>> BEGIN

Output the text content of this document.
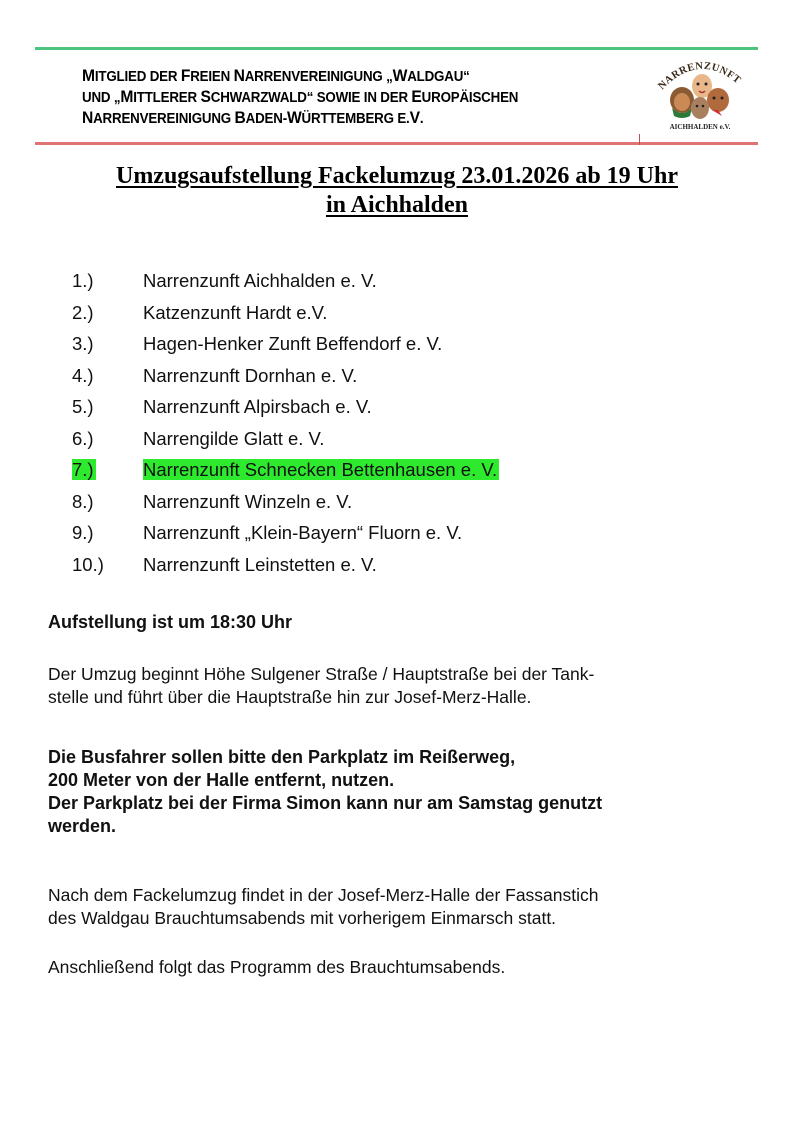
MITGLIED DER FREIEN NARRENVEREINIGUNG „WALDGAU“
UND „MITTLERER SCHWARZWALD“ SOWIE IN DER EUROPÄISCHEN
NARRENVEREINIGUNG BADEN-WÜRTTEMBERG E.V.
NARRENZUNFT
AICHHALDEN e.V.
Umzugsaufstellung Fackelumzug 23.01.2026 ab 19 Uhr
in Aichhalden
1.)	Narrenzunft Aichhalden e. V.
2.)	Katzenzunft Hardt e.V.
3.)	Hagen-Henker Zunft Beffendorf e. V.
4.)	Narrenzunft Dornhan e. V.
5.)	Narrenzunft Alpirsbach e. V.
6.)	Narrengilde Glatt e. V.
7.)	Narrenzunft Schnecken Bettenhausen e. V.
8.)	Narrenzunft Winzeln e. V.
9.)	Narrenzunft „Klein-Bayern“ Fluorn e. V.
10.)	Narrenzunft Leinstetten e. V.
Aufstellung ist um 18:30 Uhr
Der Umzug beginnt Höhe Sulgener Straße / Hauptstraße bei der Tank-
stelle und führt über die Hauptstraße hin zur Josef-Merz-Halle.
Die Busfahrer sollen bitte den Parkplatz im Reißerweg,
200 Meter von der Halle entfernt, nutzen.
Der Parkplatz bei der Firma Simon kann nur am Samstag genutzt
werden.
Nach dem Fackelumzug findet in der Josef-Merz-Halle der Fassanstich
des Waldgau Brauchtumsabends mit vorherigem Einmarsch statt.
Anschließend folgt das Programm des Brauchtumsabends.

>> END
>> BEGIN

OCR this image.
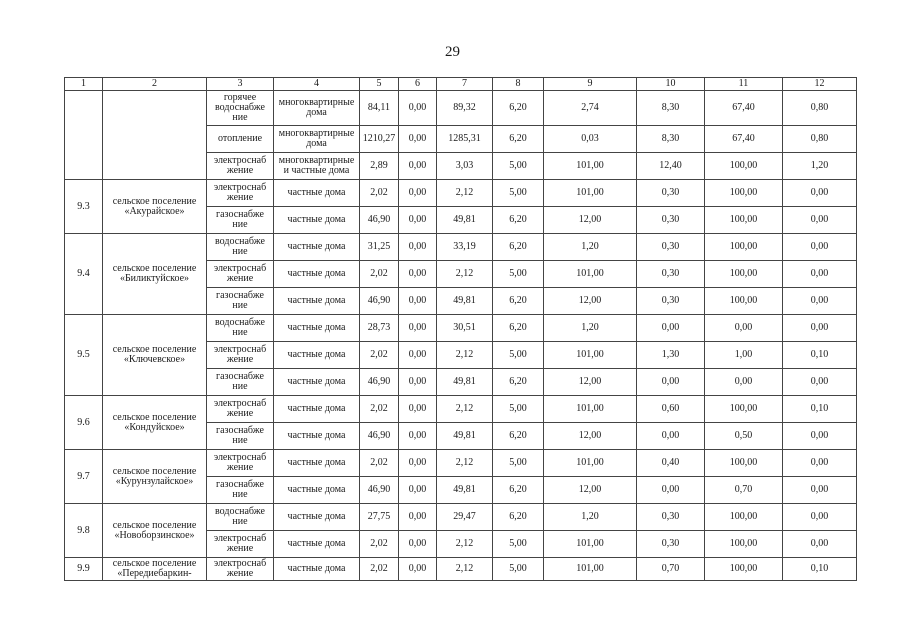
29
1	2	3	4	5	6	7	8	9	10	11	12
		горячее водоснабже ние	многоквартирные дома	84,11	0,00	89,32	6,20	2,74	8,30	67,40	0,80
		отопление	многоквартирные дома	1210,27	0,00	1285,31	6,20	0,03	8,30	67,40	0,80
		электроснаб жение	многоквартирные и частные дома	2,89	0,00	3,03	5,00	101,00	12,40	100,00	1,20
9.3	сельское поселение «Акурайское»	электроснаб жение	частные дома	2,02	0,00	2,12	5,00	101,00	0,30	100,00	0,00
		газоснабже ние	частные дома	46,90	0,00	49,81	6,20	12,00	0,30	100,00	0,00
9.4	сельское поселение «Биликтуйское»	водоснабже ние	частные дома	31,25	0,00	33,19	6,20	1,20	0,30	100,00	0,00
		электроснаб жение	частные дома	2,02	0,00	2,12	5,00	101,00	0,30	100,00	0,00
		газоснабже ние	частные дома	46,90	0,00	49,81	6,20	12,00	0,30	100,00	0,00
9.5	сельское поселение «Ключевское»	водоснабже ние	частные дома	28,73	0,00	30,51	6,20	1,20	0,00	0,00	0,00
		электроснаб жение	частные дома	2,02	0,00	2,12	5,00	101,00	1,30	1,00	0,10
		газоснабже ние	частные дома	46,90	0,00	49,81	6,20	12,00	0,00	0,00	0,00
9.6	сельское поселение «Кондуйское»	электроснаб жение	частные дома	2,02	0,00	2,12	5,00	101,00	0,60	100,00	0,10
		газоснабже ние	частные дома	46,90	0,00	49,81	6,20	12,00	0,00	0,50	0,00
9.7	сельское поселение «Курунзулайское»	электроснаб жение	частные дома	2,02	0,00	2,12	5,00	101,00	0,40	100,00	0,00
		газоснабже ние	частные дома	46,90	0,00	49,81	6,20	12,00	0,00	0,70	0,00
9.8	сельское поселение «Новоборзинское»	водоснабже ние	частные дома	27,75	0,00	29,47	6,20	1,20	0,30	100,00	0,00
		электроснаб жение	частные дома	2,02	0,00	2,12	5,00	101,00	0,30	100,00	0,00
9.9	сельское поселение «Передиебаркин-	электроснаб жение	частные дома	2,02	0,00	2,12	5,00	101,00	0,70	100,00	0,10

>> END

■ Aim of the task ■
Copy each line of the preceding data that contains the string "Josef".

■ Answer below ■
stelle und führt über die Hauptstraße hin zur Josef-Merz-Halle.
Nach dem Fackelumzug findet in der Josef-Merz-Halle der Fassanstich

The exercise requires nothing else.